Records follow. Select each line holding "нашел".
═════ Records supplied
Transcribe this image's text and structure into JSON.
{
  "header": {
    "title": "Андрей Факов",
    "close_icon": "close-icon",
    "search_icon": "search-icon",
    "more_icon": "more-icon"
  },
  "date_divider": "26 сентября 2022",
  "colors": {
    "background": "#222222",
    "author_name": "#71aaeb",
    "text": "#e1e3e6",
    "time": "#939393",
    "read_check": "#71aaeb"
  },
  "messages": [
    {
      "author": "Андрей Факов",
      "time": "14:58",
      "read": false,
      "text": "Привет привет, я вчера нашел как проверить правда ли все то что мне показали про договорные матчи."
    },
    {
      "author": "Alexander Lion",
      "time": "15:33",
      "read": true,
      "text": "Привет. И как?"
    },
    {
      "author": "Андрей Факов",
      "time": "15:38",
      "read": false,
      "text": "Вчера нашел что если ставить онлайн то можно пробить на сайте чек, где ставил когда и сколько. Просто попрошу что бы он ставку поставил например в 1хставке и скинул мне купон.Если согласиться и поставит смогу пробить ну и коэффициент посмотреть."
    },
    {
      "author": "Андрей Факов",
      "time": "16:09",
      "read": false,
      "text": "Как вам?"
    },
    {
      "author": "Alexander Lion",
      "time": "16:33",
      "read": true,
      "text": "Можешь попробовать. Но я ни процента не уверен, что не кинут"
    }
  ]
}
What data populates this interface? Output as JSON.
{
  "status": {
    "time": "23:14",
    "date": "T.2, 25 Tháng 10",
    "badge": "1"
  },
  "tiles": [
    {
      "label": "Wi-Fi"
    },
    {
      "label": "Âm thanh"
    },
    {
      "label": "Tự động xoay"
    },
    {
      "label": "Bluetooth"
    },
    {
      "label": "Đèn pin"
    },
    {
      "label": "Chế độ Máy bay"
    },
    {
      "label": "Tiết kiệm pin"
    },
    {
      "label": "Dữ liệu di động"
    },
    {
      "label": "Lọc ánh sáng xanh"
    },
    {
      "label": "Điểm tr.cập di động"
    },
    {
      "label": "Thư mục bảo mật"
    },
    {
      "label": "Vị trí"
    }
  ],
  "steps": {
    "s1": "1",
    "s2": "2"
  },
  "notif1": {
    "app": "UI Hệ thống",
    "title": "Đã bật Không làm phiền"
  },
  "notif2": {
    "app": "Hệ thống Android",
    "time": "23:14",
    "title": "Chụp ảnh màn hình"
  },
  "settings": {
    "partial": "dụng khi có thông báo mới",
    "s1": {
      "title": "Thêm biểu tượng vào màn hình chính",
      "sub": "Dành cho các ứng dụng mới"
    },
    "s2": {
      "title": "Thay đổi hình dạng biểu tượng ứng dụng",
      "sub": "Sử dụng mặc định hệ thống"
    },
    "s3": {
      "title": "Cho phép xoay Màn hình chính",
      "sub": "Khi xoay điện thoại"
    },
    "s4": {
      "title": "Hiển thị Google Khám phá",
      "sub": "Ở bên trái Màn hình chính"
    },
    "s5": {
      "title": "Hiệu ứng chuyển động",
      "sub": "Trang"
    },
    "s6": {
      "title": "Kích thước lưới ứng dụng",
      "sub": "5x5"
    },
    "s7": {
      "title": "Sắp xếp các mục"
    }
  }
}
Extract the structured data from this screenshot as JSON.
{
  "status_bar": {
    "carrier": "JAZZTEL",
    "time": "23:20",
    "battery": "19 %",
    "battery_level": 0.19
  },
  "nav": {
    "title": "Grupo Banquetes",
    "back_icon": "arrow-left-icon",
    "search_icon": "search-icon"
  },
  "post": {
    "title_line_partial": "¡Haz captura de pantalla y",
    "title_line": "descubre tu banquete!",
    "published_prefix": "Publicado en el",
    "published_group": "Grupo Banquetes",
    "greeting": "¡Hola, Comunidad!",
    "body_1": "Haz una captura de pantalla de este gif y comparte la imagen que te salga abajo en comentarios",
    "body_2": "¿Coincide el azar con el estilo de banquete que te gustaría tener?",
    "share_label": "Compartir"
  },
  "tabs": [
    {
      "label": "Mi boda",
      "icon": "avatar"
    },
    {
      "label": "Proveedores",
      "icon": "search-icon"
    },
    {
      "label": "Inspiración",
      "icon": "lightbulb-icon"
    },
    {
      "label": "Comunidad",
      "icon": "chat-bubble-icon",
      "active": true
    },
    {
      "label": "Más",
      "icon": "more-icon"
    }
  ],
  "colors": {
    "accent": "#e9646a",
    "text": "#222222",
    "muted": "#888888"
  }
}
══════════
## Solution to this task
      "text": "Привет привет, я вчера нашел как проверить правда ли все то что мне показали про договорные матчи."
      "text": "Вчера нашел что если ставить онлайн то можно пробить на сайте чек, где ставил когда и сколько. Просто попрошу что бы он ставку поставил например в 1хставке и скинул мне купон.Если согласиться и поставит смогу пробить ну и коэффициент посмотреть."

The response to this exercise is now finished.